Text section
--------------------------------
    Posted September 23, 2013 at 5:10 pm | Permalink

    I have a solution. The Wahabis could rule that cars are males and if the woman can start the car, she has automatic permission to drive away. But she’s in deep doodoo if she runs out of gas or the starter won’t work while on a drive. What is the gender of the word for car in Arabic anyway?? If it is feminine then my idea is not practical, is it??

    • Dick Veldkamp
      Posted September 24, 2013 at 12:18 am | Permalink

      One Arabic word for car is ‘saiyara’ (plural saiyarat), which is feminine.

  10. irritable
    Posted September 23, 2013 at 5:44 pm | Permalink

    It must be possible to adapt this to bicycles, skateboards, aircraft etc …

  11. rose
    Posted September 23, 2013 at 6:12 pm | Permalink

    I grew up in the Betty Freidan era.Read her book at 17 didn’t think much of it. I always thought that American women compared to other countries had nothing to complain about

    • Diana MacPherson
      Posted September 23, 2013 at 6:47 pm | Permalink

      The abuse isn’t institutionalized in the West but individuals can still suffer. I can tell you that when I took physical and mental abuse from a boyfriend in my 20s and thought I deserved it, I didn’t feel all that privileged.
--------------------------------
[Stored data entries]
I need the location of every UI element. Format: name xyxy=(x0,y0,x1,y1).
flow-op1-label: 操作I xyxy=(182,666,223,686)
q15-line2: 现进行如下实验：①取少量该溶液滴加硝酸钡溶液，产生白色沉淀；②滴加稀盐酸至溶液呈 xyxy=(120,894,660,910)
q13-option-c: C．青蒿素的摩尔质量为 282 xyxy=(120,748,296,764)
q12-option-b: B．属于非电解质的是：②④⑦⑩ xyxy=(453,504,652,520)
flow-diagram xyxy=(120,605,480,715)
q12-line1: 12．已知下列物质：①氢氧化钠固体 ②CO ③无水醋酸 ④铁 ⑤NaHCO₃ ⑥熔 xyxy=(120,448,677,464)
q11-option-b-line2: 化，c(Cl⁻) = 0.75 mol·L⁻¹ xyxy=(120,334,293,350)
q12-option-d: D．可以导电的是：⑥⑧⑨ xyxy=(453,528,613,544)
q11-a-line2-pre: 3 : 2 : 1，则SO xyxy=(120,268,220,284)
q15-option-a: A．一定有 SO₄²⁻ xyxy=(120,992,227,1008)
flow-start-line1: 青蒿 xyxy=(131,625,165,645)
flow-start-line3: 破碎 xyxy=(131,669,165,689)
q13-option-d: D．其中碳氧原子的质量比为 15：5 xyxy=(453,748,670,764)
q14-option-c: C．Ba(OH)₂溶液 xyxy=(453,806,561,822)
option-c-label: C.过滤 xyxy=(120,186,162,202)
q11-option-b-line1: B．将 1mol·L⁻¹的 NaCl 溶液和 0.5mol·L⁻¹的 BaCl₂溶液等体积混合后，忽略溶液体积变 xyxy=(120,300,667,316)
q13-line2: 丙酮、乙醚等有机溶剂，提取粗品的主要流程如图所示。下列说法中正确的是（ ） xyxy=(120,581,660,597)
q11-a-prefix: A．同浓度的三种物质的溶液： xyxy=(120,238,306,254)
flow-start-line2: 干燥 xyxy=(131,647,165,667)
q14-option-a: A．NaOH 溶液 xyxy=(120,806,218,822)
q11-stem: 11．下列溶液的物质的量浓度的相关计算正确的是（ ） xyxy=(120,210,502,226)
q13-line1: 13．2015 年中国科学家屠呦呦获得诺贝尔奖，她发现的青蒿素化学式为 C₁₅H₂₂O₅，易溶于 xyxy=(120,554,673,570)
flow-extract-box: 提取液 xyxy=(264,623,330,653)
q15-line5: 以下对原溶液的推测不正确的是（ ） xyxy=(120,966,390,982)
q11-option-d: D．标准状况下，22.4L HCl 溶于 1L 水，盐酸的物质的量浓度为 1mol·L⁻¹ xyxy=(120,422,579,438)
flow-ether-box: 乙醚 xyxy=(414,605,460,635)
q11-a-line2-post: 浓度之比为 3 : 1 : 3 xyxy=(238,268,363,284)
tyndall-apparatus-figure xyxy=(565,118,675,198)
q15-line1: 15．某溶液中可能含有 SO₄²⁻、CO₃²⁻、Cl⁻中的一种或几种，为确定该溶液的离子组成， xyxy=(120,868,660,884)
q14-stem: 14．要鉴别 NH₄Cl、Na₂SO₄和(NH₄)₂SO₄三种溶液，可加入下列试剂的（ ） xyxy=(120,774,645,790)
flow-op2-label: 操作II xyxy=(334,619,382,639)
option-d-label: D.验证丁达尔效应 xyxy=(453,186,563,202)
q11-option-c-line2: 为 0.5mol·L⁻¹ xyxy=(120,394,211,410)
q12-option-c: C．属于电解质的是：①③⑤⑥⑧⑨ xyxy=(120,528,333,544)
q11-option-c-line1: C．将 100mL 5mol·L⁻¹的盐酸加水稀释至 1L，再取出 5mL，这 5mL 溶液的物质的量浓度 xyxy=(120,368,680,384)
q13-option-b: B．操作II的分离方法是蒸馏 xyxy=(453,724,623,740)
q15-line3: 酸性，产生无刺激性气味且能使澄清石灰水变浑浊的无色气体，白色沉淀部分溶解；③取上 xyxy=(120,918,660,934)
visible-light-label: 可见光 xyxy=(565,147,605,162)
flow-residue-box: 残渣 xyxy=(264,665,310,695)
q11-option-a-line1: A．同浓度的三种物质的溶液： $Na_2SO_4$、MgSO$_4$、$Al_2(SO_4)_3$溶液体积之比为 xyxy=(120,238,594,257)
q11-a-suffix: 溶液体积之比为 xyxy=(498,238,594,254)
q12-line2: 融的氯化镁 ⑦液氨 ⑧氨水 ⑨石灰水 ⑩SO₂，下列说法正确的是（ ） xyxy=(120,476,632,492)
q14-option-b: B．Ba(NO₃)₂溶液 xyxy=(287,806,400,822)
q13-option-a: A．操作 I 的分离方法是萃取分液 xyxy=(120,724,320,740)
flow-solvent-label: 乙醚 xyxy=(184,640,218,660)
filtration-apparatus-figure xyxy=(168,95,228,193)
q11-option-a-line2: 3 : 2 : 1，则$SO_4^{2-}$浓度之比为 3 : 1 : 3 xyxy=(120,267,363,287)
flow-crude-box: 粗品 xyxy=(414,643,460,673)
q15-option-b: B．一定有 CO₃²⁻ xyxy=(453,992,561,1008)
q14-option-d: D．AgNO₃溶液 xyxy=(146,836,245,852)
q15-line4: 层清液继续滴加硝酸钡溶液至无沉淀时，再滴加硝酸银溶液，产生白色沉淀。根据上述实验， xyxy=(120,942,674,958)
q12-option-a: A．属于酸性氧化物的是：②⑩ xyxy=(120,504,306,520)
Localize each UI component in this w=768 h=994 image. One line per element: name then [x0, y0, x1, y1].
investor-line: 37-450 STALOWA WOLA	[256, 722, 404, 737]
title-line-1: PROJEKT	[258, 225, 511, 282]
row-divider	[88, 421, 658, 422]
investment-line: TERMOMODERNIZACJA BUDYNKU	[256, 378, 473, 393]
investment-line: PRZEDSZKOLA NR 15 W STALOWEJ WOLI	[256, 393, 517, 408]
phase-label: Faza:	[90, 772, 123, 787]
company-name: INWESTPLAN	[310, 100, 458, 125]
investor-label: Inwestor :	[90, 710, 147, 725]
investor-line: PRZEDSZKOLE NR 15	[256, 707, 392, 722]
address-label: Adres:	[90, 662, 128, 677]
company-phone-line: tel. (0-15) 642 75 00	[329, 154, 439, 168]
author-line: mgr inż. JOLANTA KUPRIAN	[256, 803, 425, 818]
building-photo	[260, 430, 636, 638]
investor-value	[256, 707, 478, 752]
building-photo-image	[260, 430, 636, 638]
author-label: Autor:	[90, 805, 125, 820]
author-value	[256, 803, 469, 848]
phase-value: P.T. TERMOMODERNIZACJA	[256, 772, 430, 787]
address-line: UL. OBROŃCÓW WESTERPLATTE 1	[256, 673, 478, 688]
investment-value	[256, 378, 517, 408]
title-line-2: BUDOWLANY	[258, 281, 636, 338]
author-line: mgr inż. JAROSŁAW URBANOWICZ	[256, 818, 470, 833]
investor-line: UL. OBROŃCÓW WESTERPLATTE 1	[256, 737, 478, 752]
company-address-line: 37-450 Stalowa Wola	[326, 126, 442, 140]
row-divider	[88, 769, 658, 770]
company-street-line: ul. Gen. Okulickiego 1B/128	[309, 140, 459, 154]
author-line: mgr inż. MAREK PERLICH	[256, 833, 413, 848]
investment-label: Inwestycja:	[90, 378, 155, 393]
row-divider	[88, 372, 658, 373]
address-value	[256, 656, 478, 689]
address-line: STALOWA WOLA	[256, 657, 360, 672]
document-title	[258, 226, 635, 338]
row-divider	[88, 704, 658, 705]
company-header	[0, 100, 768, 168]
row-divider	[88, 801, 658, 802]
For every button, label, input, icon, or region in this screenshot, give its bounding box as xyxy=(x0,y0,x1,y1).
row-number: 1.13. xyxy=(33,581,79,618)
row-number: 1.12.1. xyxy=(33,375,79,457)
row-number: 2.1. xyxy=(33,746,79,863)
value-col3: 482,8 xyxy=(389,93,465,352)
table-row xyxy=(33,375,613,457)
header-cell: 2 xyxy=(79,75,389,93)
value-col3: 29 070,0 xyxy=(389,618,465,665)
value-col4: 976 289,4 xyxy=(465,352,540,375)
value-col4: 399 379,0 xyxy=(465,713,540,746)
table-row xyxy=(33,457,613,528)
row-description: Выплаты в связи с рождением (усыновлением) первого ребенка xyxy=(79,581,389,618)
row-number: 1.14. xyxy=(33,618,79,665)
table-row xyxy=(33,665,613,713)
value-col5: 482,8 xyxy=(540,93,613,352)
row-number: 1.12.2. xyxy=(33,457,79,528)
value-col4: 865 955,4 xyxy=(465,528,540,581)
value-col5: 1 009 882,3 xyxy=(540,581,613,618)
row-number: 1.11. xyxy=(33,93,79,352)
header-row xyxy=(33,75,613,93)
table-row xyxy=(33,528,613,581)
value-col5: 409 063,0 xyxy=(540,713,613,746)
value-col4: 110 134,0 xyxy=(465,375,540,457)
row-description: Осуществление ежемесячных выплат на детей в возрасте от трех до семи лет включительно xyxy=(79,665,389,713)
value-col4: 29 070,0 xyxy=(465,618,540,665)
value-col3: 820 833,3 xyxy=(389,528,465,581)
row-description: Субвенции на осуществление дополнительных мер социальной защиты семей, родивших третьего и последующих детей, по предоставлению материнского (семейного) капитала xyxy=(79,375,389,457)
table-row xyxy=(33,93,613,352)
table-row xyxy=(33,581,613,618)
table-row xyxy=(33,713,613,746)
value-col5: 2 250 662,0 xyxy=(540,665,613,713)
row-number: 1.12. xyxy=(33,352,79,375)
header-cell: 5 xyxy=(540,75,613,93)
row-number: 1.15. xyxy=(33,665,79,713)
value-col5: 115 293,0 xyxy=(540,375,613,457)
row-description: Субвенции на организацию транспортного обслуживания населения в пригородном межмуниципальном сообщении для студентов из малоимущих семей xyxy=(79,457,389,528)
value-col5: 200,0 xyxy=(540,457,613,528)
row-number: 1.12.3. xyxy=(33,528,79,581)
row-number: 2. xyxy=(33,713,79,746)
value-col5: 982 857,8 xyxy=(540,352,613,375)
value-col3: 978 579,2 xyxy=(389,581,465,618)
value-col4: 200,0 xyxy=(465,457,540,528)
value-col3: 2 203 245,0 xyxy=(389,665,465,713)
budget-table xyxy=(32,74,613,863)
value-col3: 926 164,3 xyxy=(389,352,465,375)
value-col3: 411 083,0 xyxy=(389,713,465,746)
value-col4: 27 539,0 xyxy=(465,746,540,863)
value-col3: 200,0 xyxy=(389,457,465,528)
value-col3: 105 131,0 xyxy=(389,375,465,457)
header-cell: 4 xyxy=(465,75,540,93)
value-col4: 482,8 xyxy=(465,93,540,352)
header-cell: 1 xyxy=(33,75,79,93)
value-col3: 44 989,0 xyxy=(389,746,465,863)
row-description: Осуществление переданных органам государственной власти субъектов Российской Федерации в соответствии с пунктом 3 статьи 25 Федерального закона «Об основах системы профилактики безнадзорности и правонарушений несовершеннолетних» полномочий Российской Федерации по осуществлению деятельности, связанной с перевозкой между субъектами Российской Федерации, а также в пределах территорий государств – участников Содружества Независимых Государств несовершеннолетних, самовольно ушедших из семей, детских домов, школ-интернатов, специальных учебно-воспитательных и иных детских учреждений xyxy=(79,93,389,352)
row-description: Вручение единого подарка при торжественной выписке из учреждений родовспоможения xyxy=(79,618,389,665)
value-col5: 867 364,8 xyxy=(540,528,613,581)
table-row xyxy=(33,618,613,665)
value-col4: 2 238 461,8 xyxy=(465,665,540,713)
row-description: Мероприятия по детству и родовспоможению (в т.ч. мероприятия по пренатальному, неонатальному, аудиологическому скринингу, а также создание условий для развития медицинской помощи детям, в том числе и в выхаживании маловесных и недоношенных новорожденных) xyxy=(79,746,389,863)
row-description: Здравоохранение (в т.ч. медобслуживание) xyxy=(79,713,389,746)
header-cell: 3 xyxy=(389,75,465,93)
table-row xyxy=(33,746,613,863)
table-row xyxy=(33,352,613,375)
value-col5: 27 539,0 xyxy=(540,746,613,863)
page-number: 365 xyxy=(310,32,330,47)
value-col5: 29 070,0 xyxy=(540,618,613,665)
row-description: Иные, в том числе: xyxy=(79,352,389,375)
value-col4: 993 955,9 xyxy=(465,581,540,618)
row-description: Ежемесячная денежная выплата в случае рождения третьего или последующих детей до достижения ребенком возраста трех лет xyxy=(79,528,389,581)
--------------------------------
What you need to do
1. Summarize the comment thread in two sentences.
2. Please quote the comment thread word for word, everything from "Posted September 23, 2013 at 5:10" down to "which is feminine.".
The material has no connection to the comment thread.

Answers given
1. One commenter suggests that the Wahabis could rule that cars are male, so that a woman who can start a car has permission to drive it, and a reply notes that one Arabic word for car, "saiyara," is feminine. Another commenter says American women had nothing to complain about compared with women in other countries, and a reply answers that abuse isn't institutionalized in the West but individuals can still suffer.

2.
Posted September 23, 2013 at 5:10 pm | Permalink

    I have a solution. The Wahabis could rule that cars are males and if the woman can start the car, she has automatic permission to drive away. But she’s in deep doodoo if she runs out of gas or the starter won’t work while on a drive. What is the gender of the word for car in Arabic anyway?? If it is feminine then my idea is not practical, is it??

    • Dick Veldkamp
      Posted September 24, 2013 at 12:18 am | Permalink

      One Arabic word for car is ‘saiyara’ (plural saiyarat), which is feminine.